RECORDS TO PROCESS:
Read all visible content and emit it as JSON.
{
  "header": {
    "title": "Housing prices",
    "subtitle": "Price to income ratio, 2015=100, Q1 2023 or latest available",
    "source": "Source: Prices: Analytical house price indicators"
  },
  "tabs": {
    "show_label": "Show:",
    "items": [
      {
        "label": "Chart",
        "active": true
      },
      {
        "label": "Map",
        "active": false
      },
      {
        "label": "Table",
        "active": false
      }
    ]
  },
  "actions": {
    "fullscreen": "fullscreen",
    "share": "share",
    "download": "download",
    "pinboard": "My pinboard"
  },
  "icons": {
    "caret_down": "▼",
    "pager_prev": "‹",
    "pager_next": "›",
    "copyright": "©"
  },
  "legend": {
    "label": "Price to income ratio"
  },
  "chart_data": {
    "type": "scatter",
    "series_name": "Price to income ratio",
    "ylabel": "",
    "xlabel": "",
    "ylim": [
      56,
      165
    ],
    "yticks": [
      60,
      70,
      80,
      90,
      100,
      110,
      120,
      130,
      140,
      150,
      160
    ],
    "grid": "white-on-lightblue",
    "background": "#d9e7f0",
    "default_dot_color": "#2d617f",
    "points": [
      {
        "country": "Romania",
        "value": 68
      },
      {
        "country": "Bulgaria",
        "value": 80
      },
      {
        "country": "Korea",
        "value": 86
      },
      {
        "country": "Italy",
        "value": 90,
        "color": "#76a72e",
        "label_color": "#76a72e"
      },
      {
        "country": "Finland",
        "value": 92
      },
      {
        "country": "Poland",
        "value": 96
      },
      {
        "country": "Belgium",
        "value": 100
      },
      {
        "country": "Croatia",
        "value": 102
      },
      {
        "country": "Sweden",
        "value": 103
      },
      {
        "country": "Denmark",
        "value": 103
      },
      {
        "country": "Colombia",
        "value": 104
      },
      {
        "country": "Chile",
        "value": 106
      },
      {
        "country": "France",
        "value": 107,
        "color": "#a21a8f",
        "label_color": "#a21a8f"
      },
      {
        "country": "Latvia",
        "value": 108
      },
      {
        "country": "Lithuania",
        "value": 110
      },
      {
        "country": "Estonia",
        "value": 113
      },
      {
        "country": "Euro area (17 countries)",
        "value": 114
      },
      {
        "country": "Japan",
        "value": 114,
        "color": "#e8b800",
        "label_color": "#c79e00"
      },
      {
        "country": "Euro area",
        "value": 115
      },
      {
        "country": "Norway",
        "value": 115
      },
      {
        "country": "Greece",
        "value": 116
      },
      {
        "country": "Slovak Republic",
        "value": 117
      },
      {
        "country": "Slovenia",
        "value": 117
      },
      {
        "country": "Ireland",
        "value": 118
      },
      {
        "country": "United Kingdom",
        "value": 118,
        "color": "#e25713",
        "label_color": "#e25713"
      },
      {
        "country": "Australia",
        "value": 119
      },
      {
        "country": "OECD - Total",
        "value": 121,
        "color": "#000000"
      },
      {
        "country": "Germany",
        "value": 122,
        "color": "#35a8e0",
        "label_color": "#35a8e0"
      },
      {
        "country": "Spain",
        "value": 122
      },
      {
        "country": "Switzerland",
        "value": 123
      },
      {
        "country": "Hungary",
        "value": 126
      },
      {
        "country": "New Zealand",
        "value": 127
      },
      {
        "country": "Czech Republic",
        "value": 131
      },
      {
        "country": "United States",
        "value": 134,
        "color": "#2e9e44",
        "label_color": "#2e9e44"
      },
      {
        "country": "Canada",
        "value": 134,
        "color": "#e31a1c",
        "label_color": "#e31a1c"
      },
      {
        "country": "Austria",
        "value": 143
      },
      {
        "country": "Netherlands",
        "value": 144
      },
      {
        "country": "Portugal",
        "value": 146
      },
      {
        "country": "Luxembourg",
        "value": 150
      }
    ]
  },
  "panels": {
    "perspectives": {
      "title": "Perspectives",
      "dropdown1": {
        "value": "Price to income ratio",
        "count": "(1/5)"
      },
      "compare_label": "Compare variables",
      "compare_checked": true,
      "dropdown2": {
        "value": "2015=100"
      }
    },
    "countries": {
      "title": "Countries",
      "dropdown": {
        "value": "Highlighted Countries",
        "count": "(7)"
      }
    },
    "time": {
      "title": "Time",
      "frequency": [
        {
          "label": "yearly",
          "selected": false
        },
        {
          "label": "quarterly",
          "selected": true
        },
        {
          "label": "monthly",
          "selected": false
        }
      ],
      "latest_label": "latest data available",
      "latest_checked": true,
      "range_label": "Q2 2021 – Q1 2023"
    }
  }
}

PROBLEM TO SOLVE: The records above should be returned exactly.

SOLUTION:
Read all visible content and emit it as JSON.
{
  "header": {
    "title": "Housing prices",
    "subtitle": "Price to income ratio, 2015=100, Q1 2023 or latest available",
    "source": "Source: Prices: Analytical house price indicators"
  },
  "tabs": {
    "show_label": "Show:",
    "items": [
      {
        "label": "Chart",
        "active": true
      },
      {
        "label": "Map",
        "active": false
      },
      {
        "label": "Table",
        "active": false
      }
    ]
  },
  "actions": {
    "fullscreen": "fullscreen",
    "share": "share",
    "download": "download",
    "pinboard": "My pinboard"
  },
  "icons": {
    "caret_down": "▼",
    "pager_prev": "‹",
    "pager_next": "›",
    "copyright": "©"
  },
  "legend": {
    "label": "Price to income ratio"
  },
  "chart_data": {
    "type": "scatter",
    "series_name": "Price to income ratio",
    "ylabel": "",
    "xlabel": "",
    "ylim": [
      56,
      165
    ],
    "yticks": [
      60,
      70,
      80,
      90,
      100,
      110,
      120,
      130,
      140,
      150,
      160
    ],
    "grid": "white-on-lightblue",
    "background": "#d9e7f0",
    "default_dot_color": "#2d617f",
    "points": [
      {
        "country": "Romania",
        "value": 68
      },
      {
        "country": "Bulgaria",
        "value": 80
      },
      {
        "country": "Korea",
        "value": 86
      },
      {
        "country": "Italy",
        "value": 90,
        "color": "#76a72e",
        "label_color": "#76a72e"
      },
      {
        "country": "Finland",
        "value": 92
      },
      {
        "country": "Poland",
        "value": 96
      },
      {
        "country": "Belgium",
        "value": 100
      },
      {
        "country": "Croatia",
        "value": 102
      },
      {
        "country": "Sweden",
        "value": 103
      },
      {
        "country": "Denmark",
        "value": 103
      },
      {
        "country": "Colombia",
        "value": 104
      },
      {
        "country": "Chile",
        "value": 106
      },
      {
        "country": "France",
        "value": 107,
        "color": "#a21a8f",
        "label_color": "#a21a8f"
      },
      {
        "country": "Latvia",
        "value": 108
      },
      {
        "country": "Lithuania",
        "value": 110
      },
      {
        "country": "Estonia",
        "value": 113
      },
      {
        "country": "Euro area (17 countries)",
        "value": 114
      },
      {
        "country": "Japan",
        "value": 114,
        "color": "#e8b800",
        "label_color": "#c79e00"
      },
      {
        "country": "Euro area",
        "value": 115
      },
      {
        "country": "Norway",
        "value": 115
      },
      {
        "country": "Greece",
        "value": 116
      },
      {
        "country": "Slovak Republic",
        "value": 117
      },
      {
        "country": "Slovenia",
        "value": 117
      },
      {
        "country": "Ireland",
        "value": 118
      },
      {
        "country": "United Kingdom",
        "value": 118,
        "color": "#e25713",
        "label_color": "#e25713"
      },
      {
        "country": "Australia",
        "value": 119
      },
      {
        "country": "OECD - Total",
        "value": 121,
        "color": "#000000"
      },
      {
        "country": "Germany",
        "value": 122,
        "color": "#35a8e0",
        "label_color": "#35a8e0"
      },
      {
        "country": "Spain",
        "value": 122
      },
      {
        "country": "Switzerland",
        "value": 123
      },
      {
        "country": "Hungary",
        "value": 126
      },
      {
        "country": "New Zealand",
        "value": 127
      },
      {
        "country": "Czech Republic",
        "value": 131
      },
      {
        "country": "United States",
        "value": 134,
        "color": "#2e9e44",
        "label_color": "#2e9e44"
      },
      {
        "country": "Canada",
        "value": 134,
        "color": "#e31a1c",
        "label_color": "#e31a1c"
      },
      {
        "country": "Austria",
        "value": 143
      },
      {
        "country": "Netherlands",
        "value": 144
      },
      {
        "country": "Portugal",
        "value": 146
      },
      {
        "country": "Luxembourg",
        "value": 150
      }
    ]
  },
  "panels": {
    "perspectives": {
      "title": "Perspectives",
      "dropdown1": {
        "value": "Price to income ratio",
        "count": "(1/5)"
      },
      "compare_label": "Compare variables",
      "compare_checked": true,
      "dropdown2": {
        "value": "2015=100"
      }
    },
    "countries": {
      "title": "Countries",
      "dropdown": {
        "value": "Highlighted Countries",
        "count": "(7)"
      }
    },
    "time": {
      "title": "Time",
      "frequency": [
        {
          "label": "yearly",
          "selected": false
        },
        {
          "label": "quarterly",
          "selected": true
        },
        {
          "label": "monthly",
          "selected": false
        }
      ],
      "latest_label": "latest data available",
      "latest_checked": true,
      "range_label": "Q2 2021 – Q1 2023"
    }
  }
}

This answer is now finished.